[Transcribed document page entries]
»»
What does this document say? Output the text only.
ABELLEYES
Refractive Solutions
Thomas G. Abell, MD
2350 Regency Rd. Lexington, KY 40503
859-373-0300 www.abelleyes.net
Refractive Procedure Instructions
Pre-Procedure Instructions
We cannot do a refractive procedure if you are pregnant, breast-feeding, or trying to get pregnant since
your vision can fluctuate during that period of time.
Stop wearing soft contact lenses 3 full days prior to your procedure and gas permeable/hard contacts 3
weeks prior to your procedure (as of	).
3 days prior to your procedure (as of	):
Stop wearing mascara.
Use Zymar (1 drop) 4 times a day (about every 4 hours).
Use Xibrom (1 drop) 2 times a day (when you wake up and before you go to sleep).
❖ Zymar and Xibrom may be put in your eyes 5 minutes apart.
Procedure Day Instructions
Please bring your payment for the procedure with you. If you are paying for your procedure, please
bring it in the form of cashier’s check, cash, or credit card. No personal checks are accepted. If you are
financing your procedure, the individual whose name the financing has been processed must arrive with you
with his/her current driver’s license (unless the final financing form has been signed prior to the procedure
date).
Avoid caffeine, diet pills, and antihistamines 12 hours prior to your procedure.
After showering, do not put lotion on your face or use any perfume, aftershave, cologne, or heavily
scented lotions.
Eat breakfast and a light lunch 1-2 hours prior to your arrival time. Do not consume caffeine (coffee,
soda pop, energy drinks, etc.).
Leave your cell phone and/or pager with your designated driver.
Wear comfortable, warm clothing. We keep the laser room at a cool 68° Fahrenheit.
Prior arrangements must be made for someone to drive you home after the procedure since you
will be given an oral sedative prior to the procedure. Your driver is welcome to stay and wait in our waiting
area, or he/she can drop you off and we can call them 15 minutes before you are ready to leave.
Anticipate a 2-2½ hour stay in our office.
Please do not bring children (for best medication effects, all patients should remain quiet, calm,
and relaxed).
««
WHAT THE TASK ASKS> Word for word, reproduce every record shown above.

SOLUTION TO THIS EXERCISE>
What does this document say? Output the text only.
ABELLEYES
Refractive Solutions
Thomas G. Abell, MD
2350 Regency Rd. Lexington, KY 40503
859-373-0300 www.abelleyes.net
Refractive Procedure Instructions
Pre-Procedure Instructions
We cannot do a refractive procedure if you are pregnant, breast-feeding, or trying to get pregnant since
your vision can fluctuate during that period of time.
Stop wearing soft contact lenses 3 full days prior to your procedure and gas permeable/hard contacts 3
weeks prior to your procedure (as of	).
3 days prior to your procedure (as of	):
Stop wearing mascara.
Use Zymar (1 drop) 4 times a day (about every 4 hours).
Use Xibrom (1 drop) 2 times a day (when you wake up and before you go to sleep).
❖ Zymar and Xibrom may be put in your eyes 5 minutes apart.
Procedure Day Instructions
Please bring your payment for the procedure with you. If you are paying for your procedure, please
bring it in the form of cashier’s check, cash, or credit card. No personal checks are accepted. If you are
financing your procedure, the individual whose name the financing has been processed must arrive with you
with his/her current driver’s license (unless the final financing form has been signed prior to the procedure
date).
Avoid caffeine, diet pills, and antihistamines 12 hours prior to your procedure.
After showering, do not put lotion on your face or use any perfume, aftershave, cologne, or heavily
scented lotions.
Eat breakfast and a light lunch 1-2 hours prior to your arrival time. Do not consume caffeine (coffee,
soda pop, energy drinks, etc.).
Leave your cell phone and/or pager with your designated driver.
Wear comfortable, warm clothing. We keep the laser room at a cool 68° Fahrenheit.
Prior arrangements must be made for someone to drive you home after the procedure since you
will be given an oral sedative prior to the procedure. Your driver is welcome to stay and wait in our waiting
area, or he/she can drop you off and we can call them 15 minutes before you are ready to leave.
Anticipate a 2-2½ hour stay in our office.
Please do not bring children (for best medication effects, all patients should remain quiet, calm,
and relaxed).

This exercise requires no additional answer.